§ **Your objective**: Return each line of the records with nothing changed, pictures excepted.

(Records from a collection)
** start **

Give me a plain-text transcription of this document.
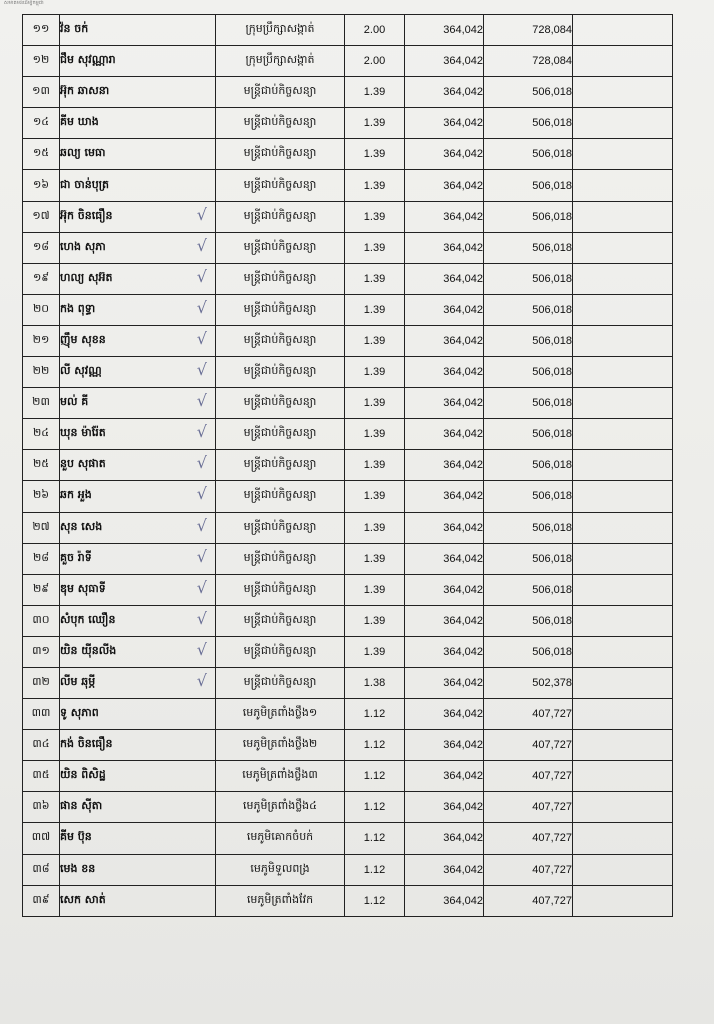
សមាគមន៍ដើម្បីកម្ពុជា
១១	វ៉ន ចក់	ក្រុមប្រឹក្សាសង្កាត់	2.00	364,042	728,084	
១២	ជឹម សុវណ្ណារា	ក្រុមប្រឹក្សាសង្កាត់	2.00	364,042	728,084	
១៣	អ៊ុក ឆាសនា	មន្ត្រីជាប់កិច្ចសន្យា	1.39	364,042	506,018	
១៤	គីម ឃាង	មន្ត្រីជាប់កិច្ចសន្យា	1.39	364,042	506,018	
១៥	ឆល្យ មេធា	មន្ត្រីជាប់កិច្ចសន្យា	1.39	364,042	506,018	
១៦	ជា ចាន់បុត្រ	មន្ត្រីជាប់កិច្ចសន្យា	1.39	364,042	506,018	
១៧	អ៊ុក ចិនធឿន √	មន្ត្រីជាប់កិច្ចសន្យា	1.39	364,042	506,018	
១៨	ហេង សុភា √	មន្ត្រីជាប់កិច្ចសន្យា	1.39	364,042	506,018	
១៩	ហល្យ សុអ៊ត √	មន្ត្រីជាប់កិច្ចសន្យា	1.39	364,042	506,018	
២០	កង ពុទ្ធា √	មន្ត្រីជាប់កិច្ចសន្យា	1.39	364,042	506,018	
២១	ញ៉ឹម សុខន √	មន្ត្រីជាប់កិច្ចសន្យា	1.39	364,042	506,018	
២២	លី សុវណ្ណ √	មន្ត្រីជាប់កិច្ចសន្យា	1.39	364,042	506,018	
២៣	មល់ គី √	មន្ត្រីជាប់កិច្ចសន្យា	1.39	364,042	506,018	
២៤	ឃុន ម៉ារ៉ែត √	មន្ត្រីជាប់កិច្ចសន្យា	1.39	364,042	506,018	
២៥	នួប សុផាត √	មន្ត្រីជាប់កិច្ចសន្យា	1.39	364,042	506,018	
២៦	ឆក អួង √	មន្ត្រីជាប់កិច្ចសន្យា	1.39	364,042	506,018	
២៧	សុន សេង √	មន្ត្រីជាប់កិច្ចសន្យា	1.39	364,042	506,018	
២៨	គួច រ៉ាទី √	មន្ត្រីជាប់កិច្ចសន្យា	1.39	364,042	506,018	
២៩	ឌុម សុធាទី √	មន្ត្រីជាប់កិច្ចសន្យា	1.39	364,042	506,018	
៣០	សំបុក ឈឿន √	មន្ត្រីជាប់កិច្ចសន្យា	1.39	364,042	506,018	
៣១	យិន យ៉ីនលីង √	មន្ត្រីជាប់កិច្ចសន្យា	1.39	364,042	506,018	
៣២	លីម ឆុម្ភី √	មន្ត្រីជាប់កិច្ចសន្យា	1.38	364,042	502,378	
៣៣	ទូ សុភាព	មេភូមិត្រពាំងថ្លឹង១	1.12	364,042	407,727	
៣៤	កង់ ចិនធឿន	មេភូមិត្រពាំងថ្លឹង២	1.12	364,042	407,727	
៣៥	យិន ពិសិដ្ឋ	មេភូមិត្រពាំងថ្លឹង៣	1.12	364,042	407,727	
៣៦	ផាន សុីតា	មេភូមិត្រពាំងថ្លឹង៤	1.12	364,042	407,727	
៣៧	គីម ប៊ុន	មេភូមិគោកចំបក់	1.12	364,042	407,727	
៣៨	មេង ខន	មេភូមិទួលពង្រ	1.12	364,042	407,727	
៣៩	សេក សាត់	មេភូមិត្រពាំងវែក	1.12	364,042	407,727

** end **

§ **Answer for this exercise**:
Give me a plain-text transcription of this document.
សមាគមន៍ដើម្បីកម្ពុជា
១១	វ៉ន ចក់	ក្រុមប្រឹក្សាសង្កាត់	2.00	364,042	728,084	
១២	ជឹម សុវណ្ណារា	ក្រុមប្រឹក្សាសង្កាត់	2.00	364,042	728,084	
១៣	អ៊ុក ឆាសនា	មន្ត្រីជាប់កិច្ចសន្យា	1.39	364,042	506,018	
១៤	គីម ឃាង	មន្ត្រីជាប់កិច្ចសន្យា	1.39	364,042	506,018	
១៥	ឆល្យ មេធា	មន្ត្រីជាប់កិច្ចសន្យា	1.39	364,042	506,018	
១៦	ជា ចាន់បុត្រ	មន្ត្រីជាប់កិច្ចសន្យា	1.39	364,042	506,018	
១៧	អ៊ុក ចិនធឿន √	មន្ត្រីជាប់កិច្ចសន្យា	1.39	364,042	506,018	
១៨	ហេង សុភា √	មន្ត្រីជាប់កិច្ចសន្យា	1.39	364,042	506,018	
១៩	ហល្យ សុអ៊ត √	មន្ត្រីជាប់កិច្ចសន្យា	1.39	364,042	506,018	
២០	កង ពុទ្ធា √	មន្ត្រីជាប់កិច្ចសន្យា	1.39	364,042	506,018	
២១	ញ៉ឹម សុខន √	មន្ត្រីជាប់កិច្ចសន្យា	1.39	364,042	506,018	
២២	លី សុវណ្ណ √	មន្ត្រីជាប់កិច្ចសន្យា	1.39	364,042	506,018	
២៣	មល់ គី √	មន្ត្រីជាប់កិច្ចសន្យា	1.39	364,042	506,018	
២៤	ឃុន ម៉ារ៉ែត √	មន្ត្រីជាប់កិច្ចសន្យា	1.39	364,042	506,018	
២៥	នួប សុផាត √	មន្ត្រីជាប់កិច្ចសន្យា	1.39	364,042	506,018	
២៦	ឆក អួង √	មន្ត្រីជាប់កិច្ចសន្យា	1.39	364,042	506,018	
២៧	សុន សេង √	មន្ត្រីជាប់កិច្ចសន្យា	1.39	364,042	506,018	
២៨	គួច រ៉ាទី √	មន្ត្រីជាប់កិច្ចសន្យា	1.39	364,042	506,018	
២៩	ឌុម សុធាទី √	មន្ត្រីជាប់កិច្ចសន្យា	1.39	364,042	506,018	
៣០	សំបុក ឈឿន √	មន្ត្រីជាប់កិច្ចសន្យា	1.39	364,042	506,018	
៣១	យិន យ៉ីនលីង √	មន្ត្រីជាប់កិច្ចសន្យា	1.39	364,042	506,018	
៣២	លីម ឆុម្ភី √	មន្ត្រីជាប់កិច្ចសន្យា	1.38	364,042	502,378	
៣៣	ទូ សុភាព	មេភូមិត្រពាំងថ្លឹង១	1.12	364,042	407,727	
៣៤	កង់ ចិនធឿន	មេភូមិត្រពាំងថ្លឹង២	1.12	364,042	407,727	
៣៥	យិន ពិសិដ្ឋ	មេភូមិត្រពាំងថ្លឹង៣	1.12	364,042	407,727	
៣៦	ផាន សុីតា	មេភូមិត្រពាំងថ្លឹង៤	1.12	364,042	407,727	
៣៧	គីម ប៊ុន	មេភូមិគោកចំបក់	1.12	364,042	407,727	
៣៨	មេង ខន	មេភូមិទួលពង្រ	1.12	364,042	407,727	
៣៩	សេក សាត់	មេភូមិត្រពាំងវែក	1.12	364,042	407,727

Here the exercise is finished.